- [Exercise task]
Transcribe all of the material below word for word and leave out its pictures.

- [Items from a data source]
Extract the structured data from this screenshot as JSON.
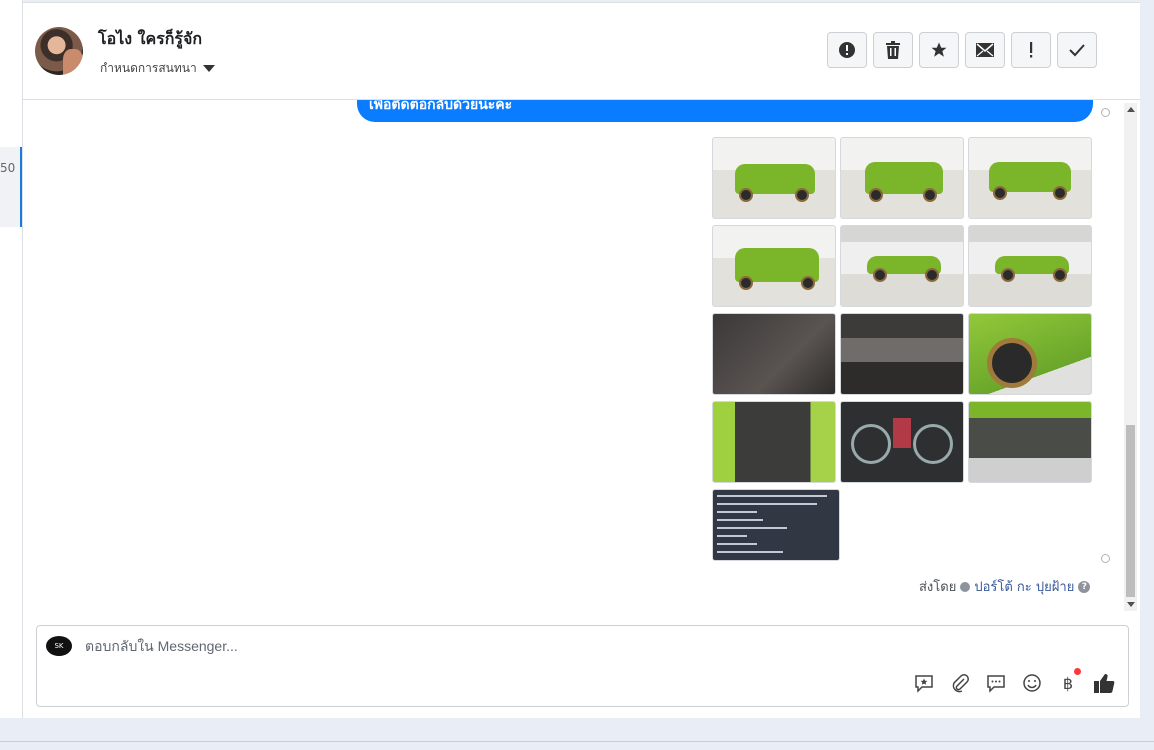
{
  "sidebar": {
    "unread_count": "50"
  },
  "header": {
    "contact_name": "โอไง ใครก็รู้จัก",
    "assign_label": "กำหนดการสนทนา",
    "actions": [
      {
        "name": "report-spam-button",
        "icon": "alert-circle-icon"
      },
      {
        "name": "delete-button",
        "icon": "trash-icon"
      },
      {
        "name": "star-button",
        "icon": "star-icon"
      },
      {
        "name": "mark-unread-button",
        "icon": "envelope-icon"
      },
      {
        "name": "follow-up-button",
        "icon": "exclamation-icon"
      },
      {
        "name": "mark-done-button",
        "icon": "checkmark-icon"
      }
    ]
  },
  "chat": {
    "last_message": "เพื่อติดต่อกลับด้วยนะคะ",
    "photos": [
      {
        "kind": "car-front",
        "bg": "light"
      },
      {
        "kind": "car-front",
        "bg": "light"
      },
      {
        "kind": "car-front",
        "bg": "light"
      },
      {
        "kind": "car-rear",
        "bg": "light"
      },
      {
        "kind": "car-side",
        "bg": "gray"
      },
      {
        "kind": "car-side",
        "bg": "gray"
      },
      {
        "kind": "interior",
        "bg": "dark"
      },
      {
        "kind": "interior",
        "bg": "dark2"
      },
      {
        "kind": "wheel",
        "bg": "greenbody"
      },
      {
        "kind": "door",
        "bg": "door"
      },
      {
        "kind": "dashboard",
        "bg": "dash"
      },
      {
        "kind": "engine",
        "bg": "engine"
      }
    ],
    "sent_by_label": "ส่งโดย",
    "sent_by_name": "ปอร์โต้ กะ ปุยฝ้าย",
    "help_icon": "?"
  },
  "composer": {
    "page_avatar_text": "SK",
    "placeholder": "ตอบกลับใน Messenger...",
    "tools": [
      "saved-reply-icon",
      "attachment-icon",
      "chat-bubble-icon",
      "emoji-icon",
      "baht-icon",
      "thumbs-up-icon"
    ],
    "baht_symbol": "฿"
  },
  "colors": {
    "messenger_blue": "#0a7cff",
    "accent_selected": "#1a7ce0"
  }
}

- [Reply]
Extract the structured data from this screenshot as JSON.
{
  "sidebar": {
    "unread_count": "50"
  },
  "header": {
    "contact_name": "โอไง ใครก็รู้จัก",
    "assign_label": "กำหนดการสนทนา",
    "actions": [
      {
        "name": "report-spam-button",
        "icon": "alert-circle-icon"
      },
      {
        "name": "delete-button",
        "icon": "trash-icon"
      },
      {
        "name": "star-button",
        "icon": "star-icon"
      },
      {
        "name": "mark-unread-button",
        "icon": "envelope-icon"
      },
      {
        "name": "follow-up-button",
        "icon": "exclamation-icon"
      },
      {
        "name": "mark-done-button",
        "icon": "checkmark-icon"
      }
    ]
  },
  "chat": {
    "last_message": "เพื่อติดต่อกลับด้วยนะคะ",
    "photos": [
      {
        "kind": "car-front",
        "bg": "light"
      },
      {
        "kind": "car-front",
        "bg": "light"
      },
      {
        "kind": "car-front",
        "bg": "light"
      },
      {
        "kind": "car-rear",
        "bg": "light"
      },
      {
        "kind": "car-side",
        "bg": "gray"
      },
      {
        "kind": "car-side",
        "bg": "gray"
      },
      {
        "kind": "interior",
        "bg": "dark"
      },
      {
        "kind": "interior",
        "bg": "dark2"
      },
      {
        "kind": "wheel",
        "bg": "greenbody"
      },
      {
        "kind": "door",
        "bg": "door"
      },
      {
        "kind": "dashboard",
        "bg": "dash"
      },
      {
        "kind": "engine",
        "bg": "engine"
      }
    ],
    "sent_by_label": "ส่งโดย",
    "sent_by_name": "ปอร์โต้ กะ ปุยฝ้าย",
    "help_icon": "?"
  },
  "composer": {
    "page_avatar_text": "SK",
    "placeholder": "ตอบกลับใน Messenger...",
    "tools": [
      "saved-reply-icon",
      "attachment-icon",
      "chat-bubble-icon",
      "emoji-icon",
      "baht-icon",
      "thumbs-up-icon"
    ],
    "baht_symbol": "฿"
  },
  "colors": {
    "messenger_blue": "#0a7cff",
    "accent_selected": "#1a7ce0"
  }
}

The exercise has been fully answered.